WASHINGTON (Reuters) - Communications regulators proposed on Wednesday a path for making satellite airwaves available for mobile broadband use, a rulemaking that could help Dish Network Corp launch a wireless cellular network.
The proposal is in line with the Federal Communications Commission push to free up more airwaves to meet the booming demand for mobile devices like Apple Inc’s iPad tablet and Google Inc’s suite of Android-powered smartphones.
It also reflects agency caution about potential interference issues. The FCC plans calls for protections from harmful interference for incumbent users of the spectrum and seeks input on any interference concerns from licensees in nearby bands.
Dish, the second-largest satellite TV provider in the United States, is seeking to diversify its business beyond pay TV. The company spent more than $3 billion to buy spectrum from DBSD and TerreStar last year.
The FCC earlier in March approved Dish’s license to acquire the spectrum, but denied the company’s request for a waiver to allow it to build a terrestrial wireless network.
Instead the agency opted to initiate a rule-making process, a process that could take until the end of the year and potentially hurt the value of the satellite television company’s newly acquired wireless assets.
FCC Chairman Julius Genachowski said at the agency’s open meeting on Wednesday that he aimed to quickly close the rule-making and make the satellite spectrum available for other uses.
The FCC came under fire from lawmakers for granting a waiver in January 2011 to hedge fund manager Philip Falcone’s wireless start-up LightSquared LP.
The agency has since proposed stripping LightSquared of authority to use its satellite spectrum for a ground-based cellular network due to interference with the Global Positioning System used by airlines, the military and others.
Analysts say Dish’s wireless network would not be expected to face the same interference problems as it would be on a different spectrum band.
“The question is how the FCC will go about making this change, particularly the requirements it could impose on Dish,” analysts at Stifel Nicolaus said in a research note. “There may be some interference issues, but they appear nothing like those faced by LightSquared.”
Dish said in a statement it looked forward to working with the FCC. “We hope the process will move forward expeditiously so that more wireless innovation can be introduced to American consumers,” the company said.

**Tasks to carry out:**
(a) According to the article on the FCC satellite spectrum proposal, how much did Dish spend to buy spectrum from DBSD and TerreStar?
(b) List every company named in the article on the FCC satellite spectrum proposal, leaving out the news agency in the opening dateline.
(c) Extend the article on the FCC satellite spectrum proposal past its final paragraph.

[Dataset entries]

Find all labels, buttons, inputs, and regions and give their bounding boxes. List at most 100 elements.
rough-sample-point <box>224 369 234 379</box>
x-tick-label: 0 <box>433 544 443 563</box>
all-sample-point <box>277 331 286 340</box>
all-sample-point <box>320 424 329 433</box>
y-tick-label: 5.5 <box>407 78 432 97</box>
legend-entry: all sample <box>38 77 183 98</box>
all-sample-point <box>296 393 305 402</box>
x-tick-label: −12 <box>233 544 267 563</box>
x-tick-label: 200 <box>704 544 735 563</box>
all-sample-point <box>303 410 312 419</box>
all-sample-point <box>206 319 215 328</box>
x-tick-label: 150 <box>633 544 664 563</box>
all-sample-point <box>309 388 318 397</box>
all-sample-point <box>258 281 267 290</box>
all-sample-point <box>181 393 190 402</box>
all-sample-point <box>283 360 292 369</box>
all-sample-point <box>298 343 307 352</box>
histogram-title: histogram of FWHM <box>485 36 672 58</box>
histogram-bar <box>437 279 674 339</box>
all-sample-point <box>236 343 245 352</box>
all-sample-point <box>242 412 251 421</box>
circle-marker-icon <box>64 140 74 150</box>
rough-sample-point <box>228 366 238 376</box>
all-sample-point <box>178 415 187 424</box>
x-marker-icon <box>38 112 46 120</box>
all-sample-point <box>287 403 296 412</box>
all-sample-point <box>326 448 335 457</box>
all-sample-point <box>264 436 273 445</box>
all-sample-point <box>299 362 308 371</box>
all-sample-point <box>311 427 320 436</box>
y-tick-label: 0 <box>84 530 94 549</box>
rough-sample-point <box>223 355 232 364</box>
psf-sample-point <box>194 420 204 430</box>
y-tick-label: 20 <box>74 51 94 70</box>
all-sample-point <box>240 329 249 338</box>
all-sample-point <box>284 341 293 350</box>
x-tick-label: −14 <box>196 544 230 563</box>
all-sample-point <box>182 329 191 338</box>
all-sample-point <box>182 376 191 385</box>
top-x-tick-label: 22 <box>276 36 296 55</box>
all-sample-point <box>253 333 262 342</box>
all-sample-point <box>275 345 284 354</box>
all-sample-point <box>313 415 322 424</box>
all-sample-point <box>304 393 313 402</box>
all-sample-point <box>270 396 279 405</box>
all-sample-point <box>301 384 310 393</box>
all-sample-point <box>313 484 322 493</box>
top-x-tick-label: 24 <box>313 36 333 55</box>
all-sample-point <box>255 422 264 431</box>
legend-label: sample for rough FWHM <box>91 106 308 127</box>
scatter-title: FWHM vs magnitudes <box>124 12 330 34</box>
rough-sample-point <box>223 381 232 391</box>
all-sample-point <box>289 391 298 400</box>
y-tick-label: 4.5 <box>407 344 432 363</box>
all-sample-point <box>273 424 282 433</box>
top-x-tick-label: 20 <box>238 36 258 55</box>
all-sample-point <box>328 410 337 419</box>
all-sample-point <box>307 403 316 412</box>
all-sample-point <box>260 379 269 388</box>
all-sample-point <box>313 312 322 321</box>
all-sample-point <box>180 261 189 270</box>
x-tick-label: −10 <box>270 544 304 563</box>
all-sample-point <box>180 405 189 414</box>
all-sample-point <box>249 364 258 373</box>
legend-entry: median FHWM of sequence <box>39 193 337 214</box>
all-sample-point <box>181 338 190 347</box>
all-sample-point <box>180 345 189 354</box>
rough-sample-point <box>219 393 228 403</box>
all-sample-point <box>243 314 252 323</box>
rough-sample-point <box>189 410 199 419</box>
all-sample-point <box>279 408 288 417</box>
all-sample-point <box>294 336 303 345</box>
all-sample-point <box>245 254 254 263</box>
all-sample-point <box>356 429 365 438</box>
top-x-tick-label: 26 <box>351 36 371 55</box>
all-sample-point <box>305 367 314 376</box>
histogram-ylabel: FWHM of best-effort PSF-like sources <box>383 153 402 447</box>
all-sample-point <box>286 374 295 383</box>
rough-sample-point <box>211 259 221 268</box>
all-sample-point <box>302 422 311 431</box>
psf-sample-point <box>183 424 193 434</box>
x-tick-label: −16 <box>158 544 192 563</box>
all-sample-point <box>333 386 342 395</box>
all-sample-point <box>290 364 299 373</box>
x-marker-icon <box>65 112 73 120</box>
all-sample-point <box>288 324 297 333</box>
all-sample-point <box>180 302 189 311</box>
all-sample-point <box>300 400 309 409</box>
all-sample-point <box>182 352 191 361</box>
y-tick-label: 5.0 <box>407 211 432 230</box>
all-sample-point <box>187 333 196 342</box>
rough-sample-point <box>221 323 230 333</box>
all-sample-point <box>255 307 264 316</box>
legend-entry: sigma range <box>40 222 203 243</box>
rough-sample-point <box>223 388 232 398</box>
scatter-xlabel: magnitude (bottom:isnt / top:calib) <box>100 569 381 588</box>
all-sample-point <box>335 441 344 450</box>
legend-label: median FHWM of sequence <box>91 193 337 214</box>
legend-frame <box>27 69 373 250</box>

**List of answers:**
(a) More than $3 billion.

(b) Dish Network Corp, Apple Inc, Google Inc, DBSD, TerreStar, LightSquared LP, Stifel Nicolaus

(c)
Dish Chairman Charlie Ergen said on a conference call in late February that if Dish were not granted a waiver, or if there were a delay with a decision, it might have to write down the value of its wireless assets.
Dish shares closed up 3.7 percent to $32.35 on Wednesday.
In another decision related to freeing wireless airwaves, the FCC on Wednesday said it would consider whether it should draft regulations that require devices operating in airwaves reclaimed from TV broadcasters in 2008 to work across all carriers’ networks.
Incumbent carriers like AT&T Inc and Verizon Wireless have argued that interference among their networks in the lower 700 MHz band prevents manufacturers from offering compatible devices.
But smaller carriers say AT&T and Verizon used their leverage with handset makers to prevent their devices from working on other networks and make it harder for competitors to get the newest devices.
Verizon Wireless is a joint venture of Verizon Communications Inc and Vodafone Group Plc.
“Consumers should be able to use expensive smartphones operating on the newest, fastest, spectrum bands on any carrier’s service, and not have to buy another phone if they change companies,” said Harold Feld, legal director of Public Knowledge, a public interest group.
The FCC said it would examine the interference claims, and sought comment on how to proceed if such interference was found to be negligible or could be mitigated.
“An industry led solution would be the preferable solution,” Genachowski said. “We’re launching this proceeding because no solution has yet been reached.”